Listed records
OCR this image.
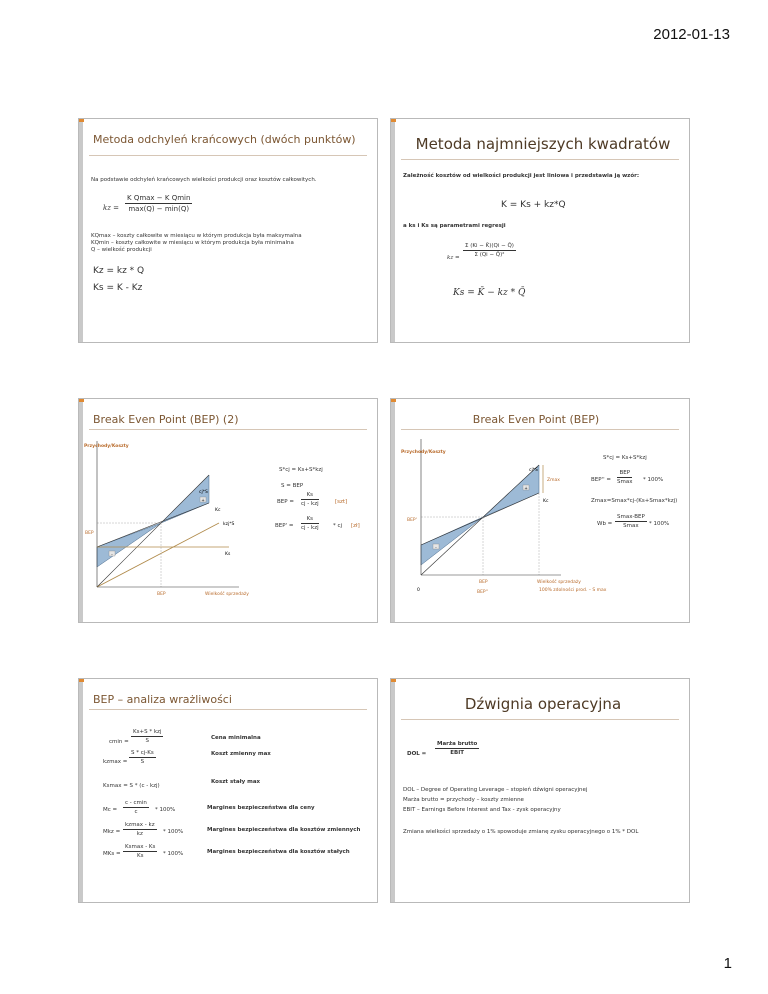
2012-01-13
Metoda odchyleń krańcowych (dwóch punktów)
Na podstawie odchyleń krańcowych wielkości produkcji oraz kosztów całkowitych.
kz =
K Qmax − K Qmin
max(Q) − min(Q)
KQmax – koszty całkowite w miesiącu w którym produkcja była maksymalna
KQmin – koszty całkowite w miesiącu w którym produkcja była minimalna
Q – wielkość produkcji
Kz = kz * Q
Ks = K - Kz
Metoda najmniejszych kwadratów
Zależność kosztów od wielkości produkcji jest liniowa i przedstawia ją wzór:
K = Ks + kz*Q
a ks i Ks są parametrami regresji
kz = $\frac{\Sigma (Ki - K̄)(Qi - Q̄)}{\text{Σ (Qi − Q̄)²}}$
Ks = K̄ − kz * Q̄
Break Even Point (BEP) (2)
+
-
Przychody/Koszty
Wielkość sprzedaży
cj*S
Kc
kzj*S
Ks
BEP
BEP
S*cj = Ks+S*kzj
S = BEP
BEP =
Ks
cj - kzj	[szt]
BEP' =
Ks
cj - kzj	* cj [zł]
Break Even Point (BEP)
+
-
Przychody/Koszty
cj*S
Zmax
Kc
BEP'
BEP	Wielkość sprzedaży
0	BEP''	100% zdolności prod. – S max
S*cj = Ks+S*kzj
BEP'' =
BEP
Smax * 100%
Zmax=Smax*cj-(Ks+Smax*kzj)
Wb =
Smax-BEP
Smax	* 100%
BEP – analiza wrażliwości
cmin =
Ks+S * kzj
S	Cena minimalna
$kzmax = \frac{S * cj-Ks}{S}$	Koszt zmienny max
Ksmax = S * (c - kzj)
Koszt stały max
Mc =
c - cmin
c	* 100%	Margines bezpieczeństwa dla ceny
Mkz =
kzmax - kz
kz	* 100%	Margines bezpieczeństwa dla kosztów zmiennych
MKs =
Ksmax - Ks
Ks	* 100%	Margines bezpieczeństwa dla kosztów stałych
Dźwignia operacyjna
DOL =
Marża brutto
EBIT
DOL – Degree of Operating Leverage – stopień dźwigni operacyjnej
Marża brutto = przychody – koszty zmienne
EBIT – Earnings Before Interest and Tax - zysk operacyjny
Zmiana wielkości sprzedaży o 1% spowoduje zmianę zysku operacyjnego o 1% * DOL
1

Set exercise
Copy all lines from the material that include "Even".

Task solution
Break Even Point (BEP) (2)
Break Even Point (BEP)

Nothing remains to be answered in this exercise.